— AIM —
Carry none of the pictures over; set down the material below exactly.

— begin SUPPLIED RECORDS —

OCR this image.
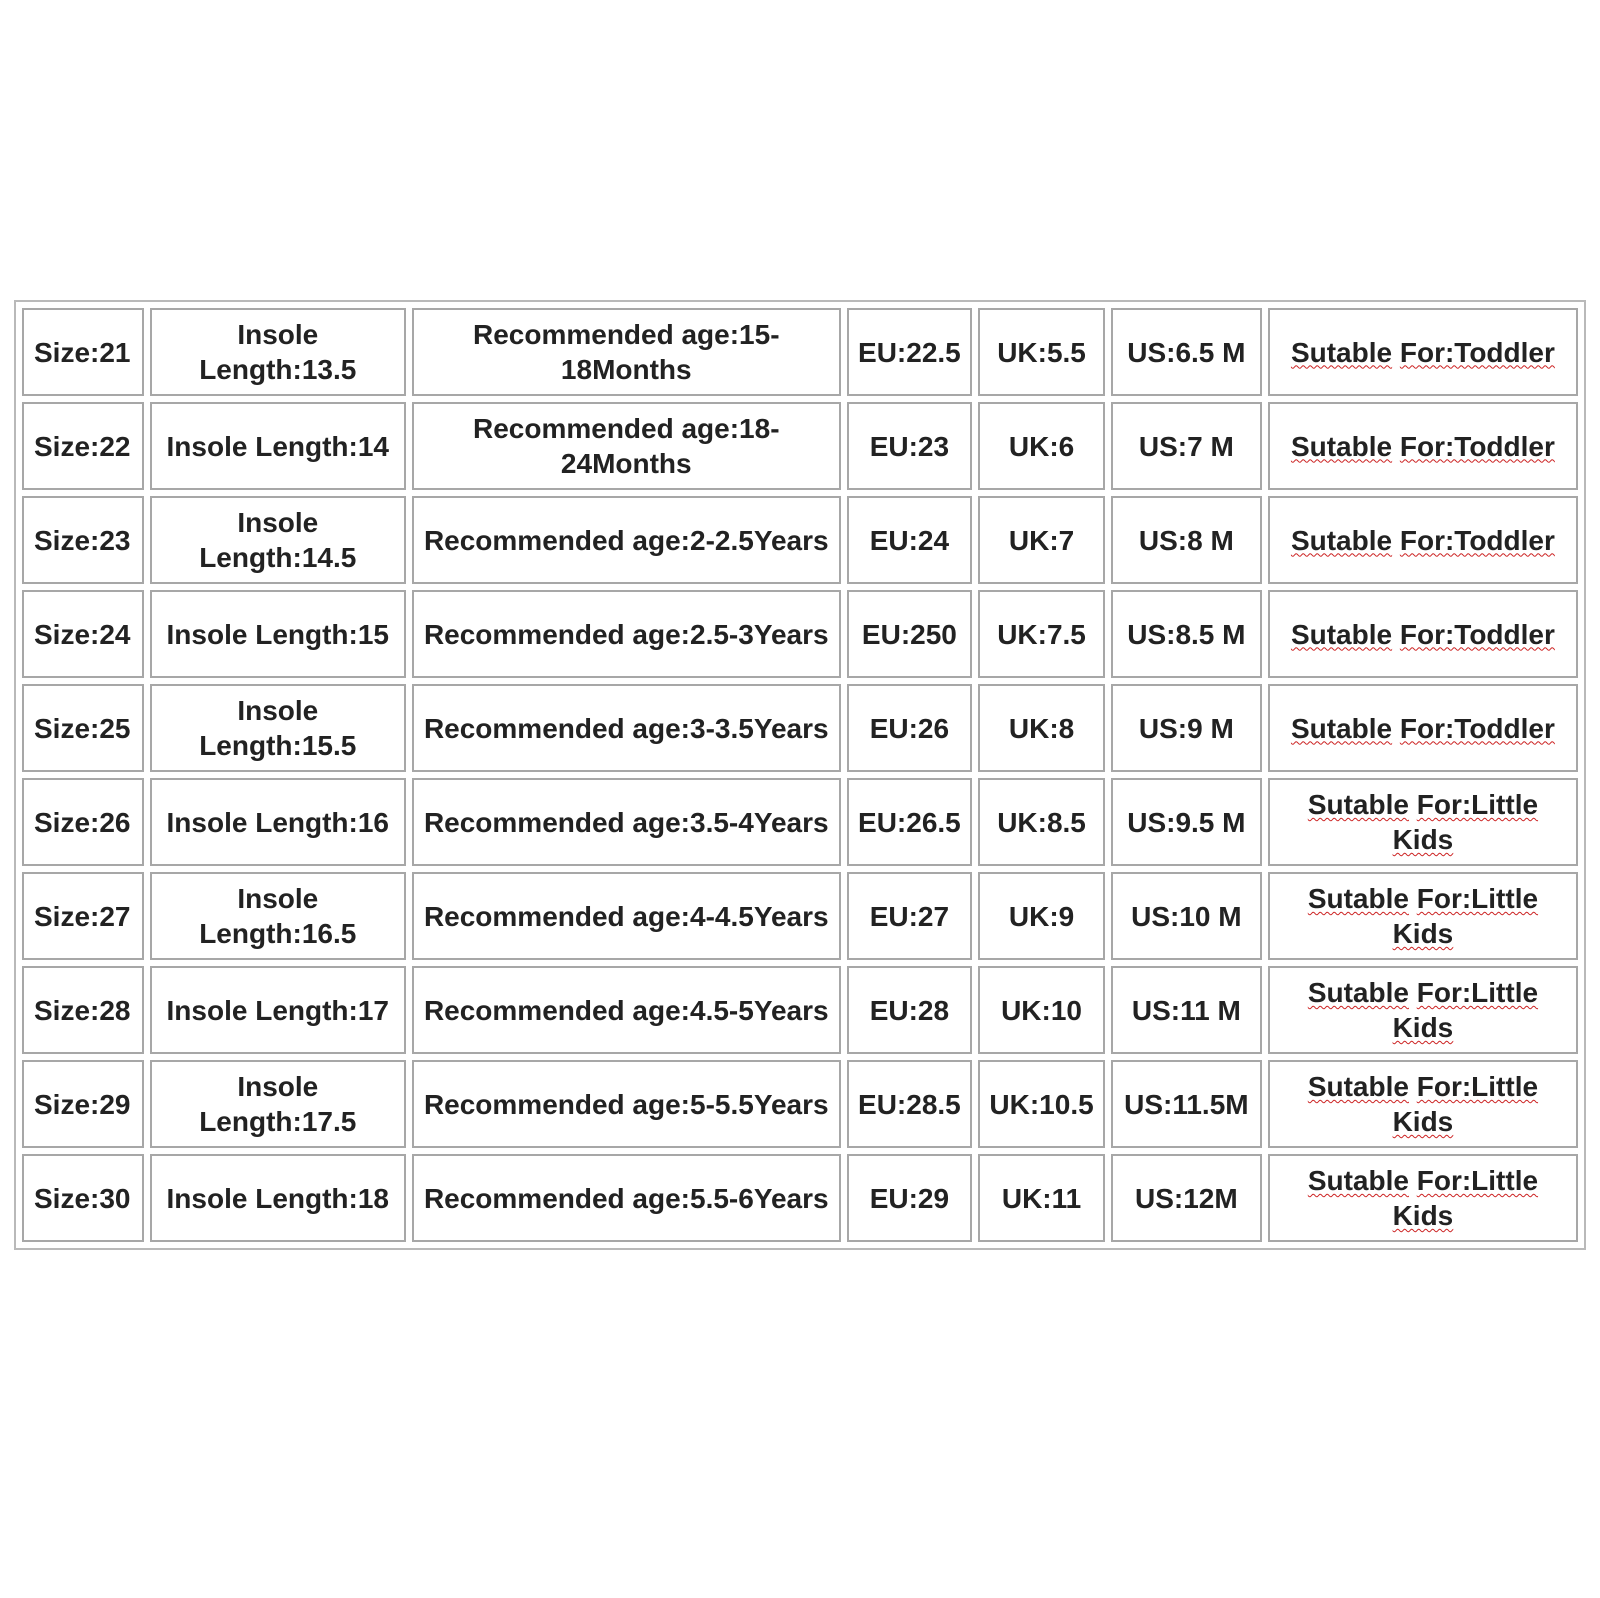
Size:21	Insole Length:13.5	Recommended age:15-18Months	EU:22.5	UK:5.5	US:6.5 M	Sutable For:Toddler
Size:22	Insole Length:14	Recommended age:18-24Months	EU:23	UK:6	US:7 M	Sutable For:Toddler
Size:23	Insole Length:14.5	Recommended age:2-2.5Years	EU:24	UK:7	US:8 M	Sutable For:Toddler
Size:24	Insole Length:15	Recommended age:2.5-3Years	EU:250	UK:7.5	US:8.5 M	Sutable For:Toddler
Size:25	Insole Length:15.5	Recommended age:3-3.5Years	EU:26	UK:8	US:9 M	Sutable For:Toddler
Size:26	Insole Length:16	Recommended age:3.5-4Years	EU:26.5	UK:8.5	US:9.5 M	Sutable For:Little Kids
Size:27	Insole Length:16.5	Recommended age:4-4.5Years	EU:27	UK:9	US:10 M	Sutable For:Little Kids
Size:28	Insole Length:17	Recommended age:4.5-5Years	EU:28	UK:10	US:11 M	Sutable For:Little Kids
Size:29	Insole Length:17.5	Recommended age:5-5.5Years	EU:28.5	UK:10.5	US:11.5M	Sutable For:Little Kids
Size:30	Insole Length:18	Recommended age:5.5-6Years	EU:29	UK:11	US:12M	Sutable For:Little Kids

— end SUPPLIED RECORDS —

— RESPONSE —
OCR this image.
Size:21	Insole Length:13.5	Recommended age:15-18Months	EU:22.5	UK:5.5	US:6.5 M	Sutable For:Toddler
Size:22	Insole Length:14	Recommended age:18-24Months	EU:23	UK:6	US:7 M	Sutable For:Toddler
Size:23	Insole Length:14.5	Recommended age:2-2.5Years	EU:24	UK:7	US:8 M	Sutable For:Toddler
Size:24	Insole Length:15	Recommended age:2.5-3Years	EU:250	UK:7.5	US:8.5 M	Sutable For:Toddler
Size:25	Insole Length:15.5	Recommended age:3-3.5Years	EU:26	UK:8	US:9 M	Sutable For:Toddler
Size:26	Insole Length:16	Recommended age:3.5-4Years	EU:26.5	UK:8.5	US:9.5 M	Sutable For:Little Kids
Size:27	Insole Length:16.5	Recommended age:4-4.5Years	EU:27	UK:9	US:10 M	Sutable For:Little Kids
Size:28	Insole Length:17	Recommended age:4.5-5Years	EU:28	UK:10	US:11 M	Sutable For:Little Kids
Size:29	Insole Length:17.5	Recommended age:5-5.5Years	EU:28.5	UK:10.5	US:11.5M	Sutable For:Little Kids
Size:30	Insole Length:18	Recommended age:5.5-6Years	EU:29	UK:11	US:12M	Sutable For:Little Kids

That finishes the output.